**TASK GOAL**
From the entries that follow, gather each line holding the word "puerta".

--------

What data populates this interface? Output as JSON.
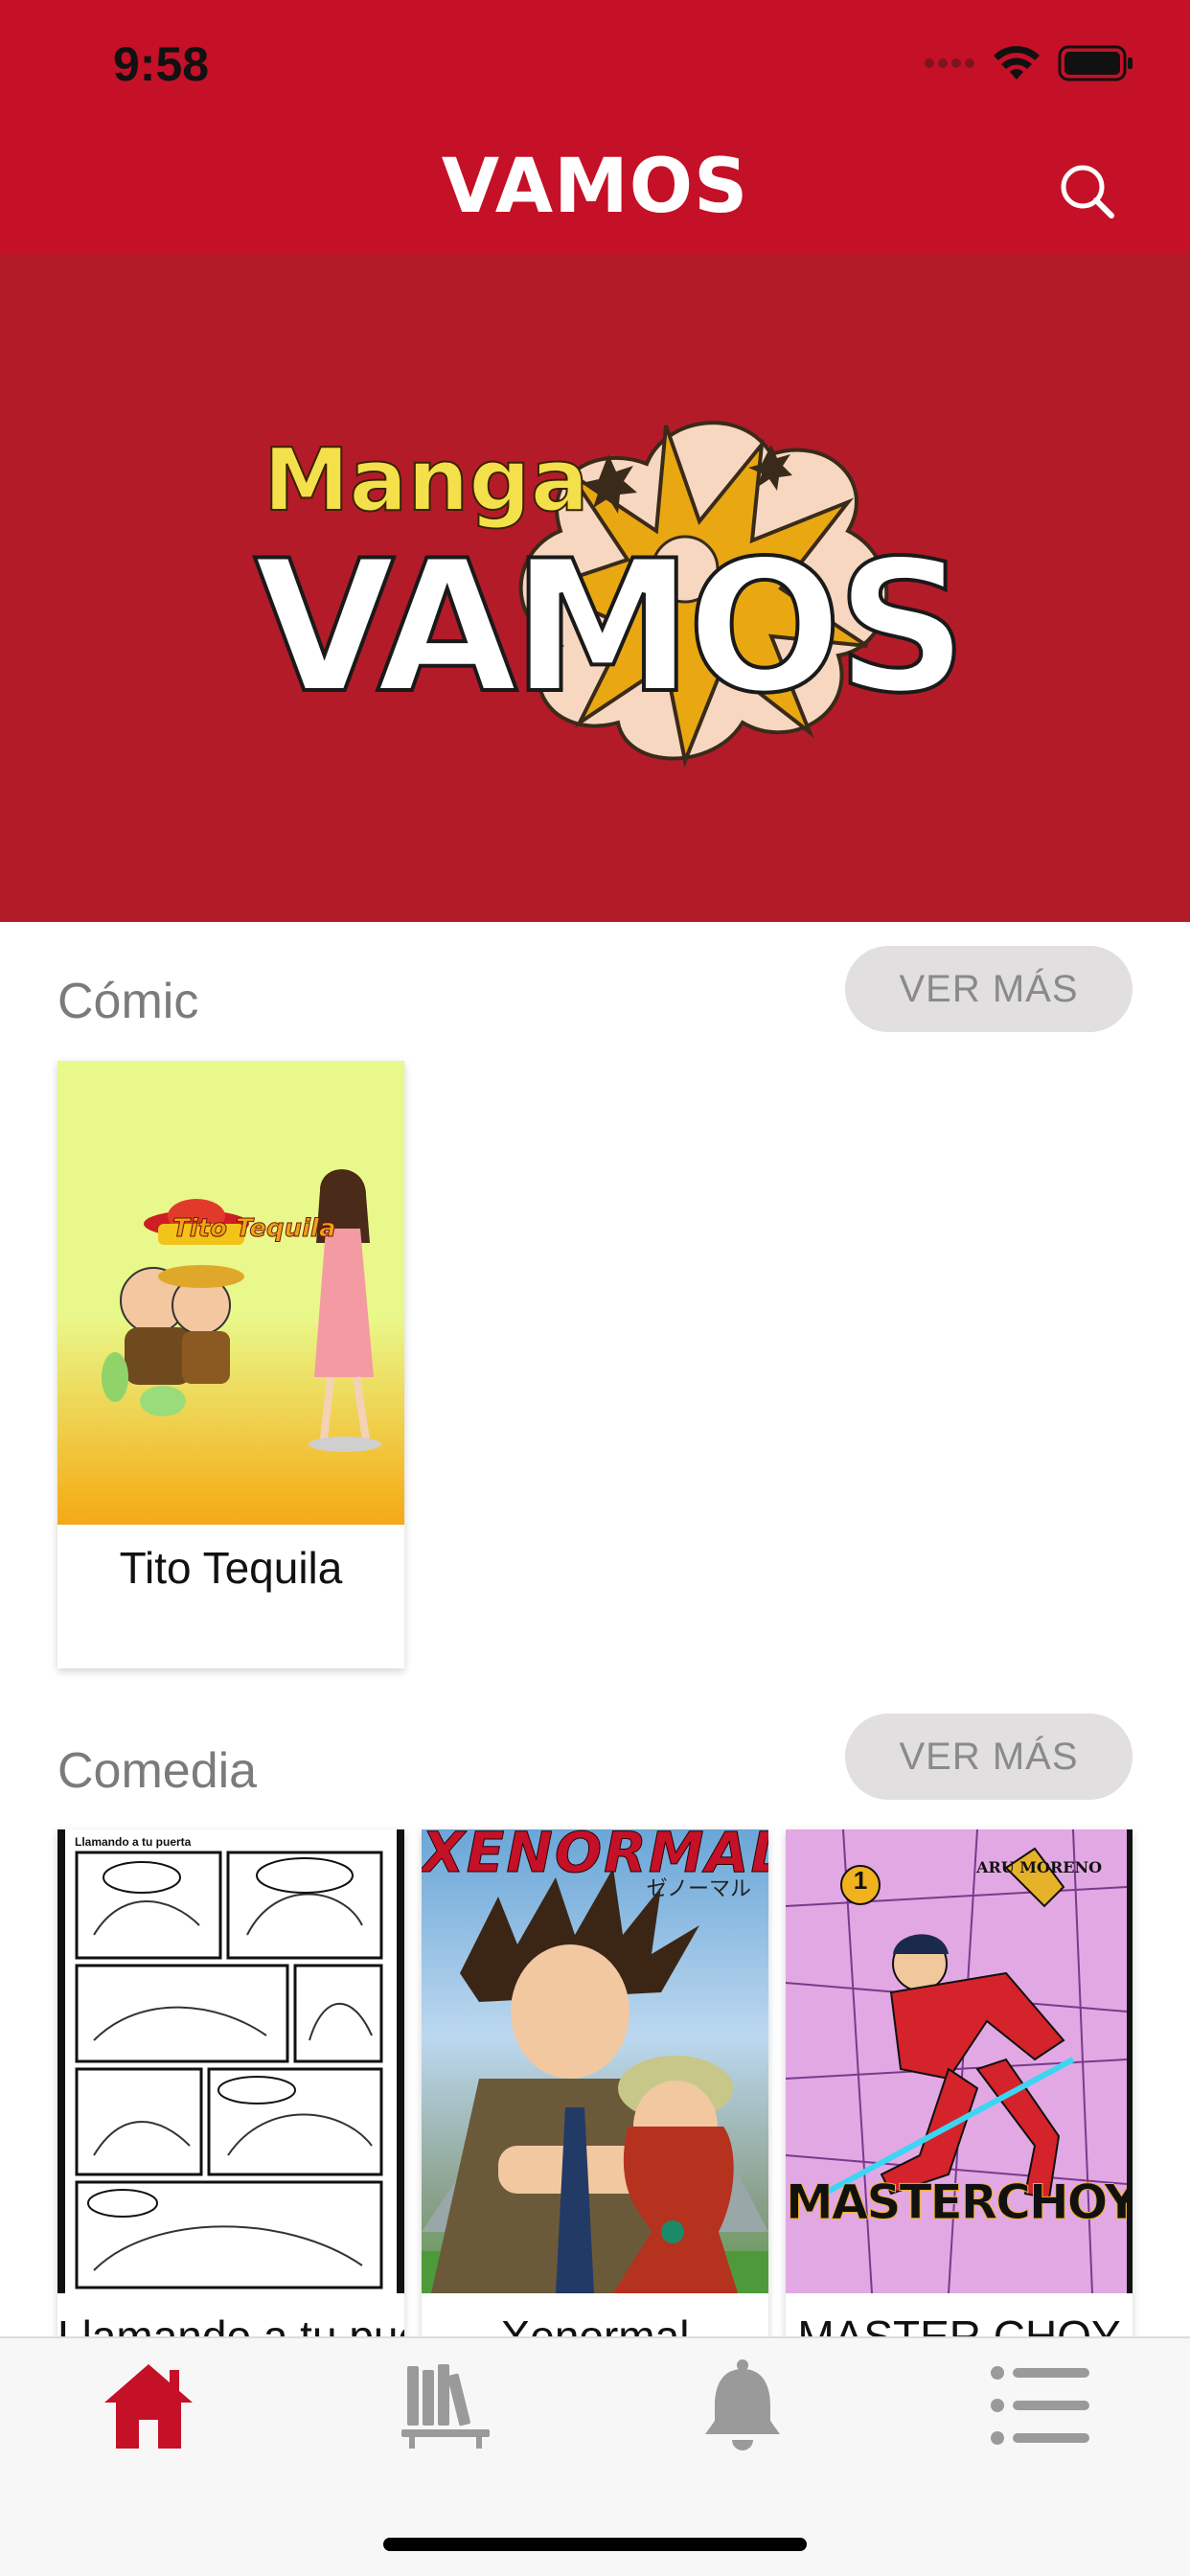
{
  "status_bar": {
    "time": "9:58",
    "icons": [
      "signal-icon",
      "wifi-icon",
      "battery-icon"
    ]
  },
  "nav": {
    "title": "VAMOS",
    "search_icon": "search-icon"
  },
  "banner": {
    "logo_manga": "Manga",
    "logo_vamos": "VAMOS"
  },
  "sections": [
    {
      "title": "Cómic",
      "more_label": "VER MÁS",
      "items": [
        {
          "title": "Tito Tequila",
          "cover_text": "Tito Tequila"
        }
      ]
    },
    {
      "title": "Comedia",
      "more_label": "VER MÁS",
      "items": [
        {
          "title": "Llamando a tu puerta",
          "cover_text": "Llamando a tu puerta"
        },
        {
          "title": "Xenormal",
          "cover_text": "XENORMAL",
          "cover_subtext": "ゼノーマル"
        },
        {
          "title": "MASTER CHOY",
          "cover_text": "MASTERCHOY",
          "cover_author": "ARU MORENO",
          "cover_number": "1"
        }
      ]
    }
  ],
  "tabbar": {
    "tabs": [
      {
        "name": "home",
        "icon": "home-icon",
        "active": true
      },
      {
        "name": "library",
        "icon": "library-icon",
        "active": false
      },
      {
        "name": "notifications",
        "icon": "bell-icon",
        "active": false
      },
      {
        "name": "list",
        "icon": "list-icon",
        "active": false
      }
    ]
  },
  "colors": {
    "brand_red": "#c41127",
    "banner_red": "#b31b29",
    "button_gray": "#e1dfdf",
    "inactive_icon": "#9a9a9a"
  }
}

--------

**RESPONSE**
          "title": "Llamando a tu puerta",
          "cover_text": "Llamando a tu puerta"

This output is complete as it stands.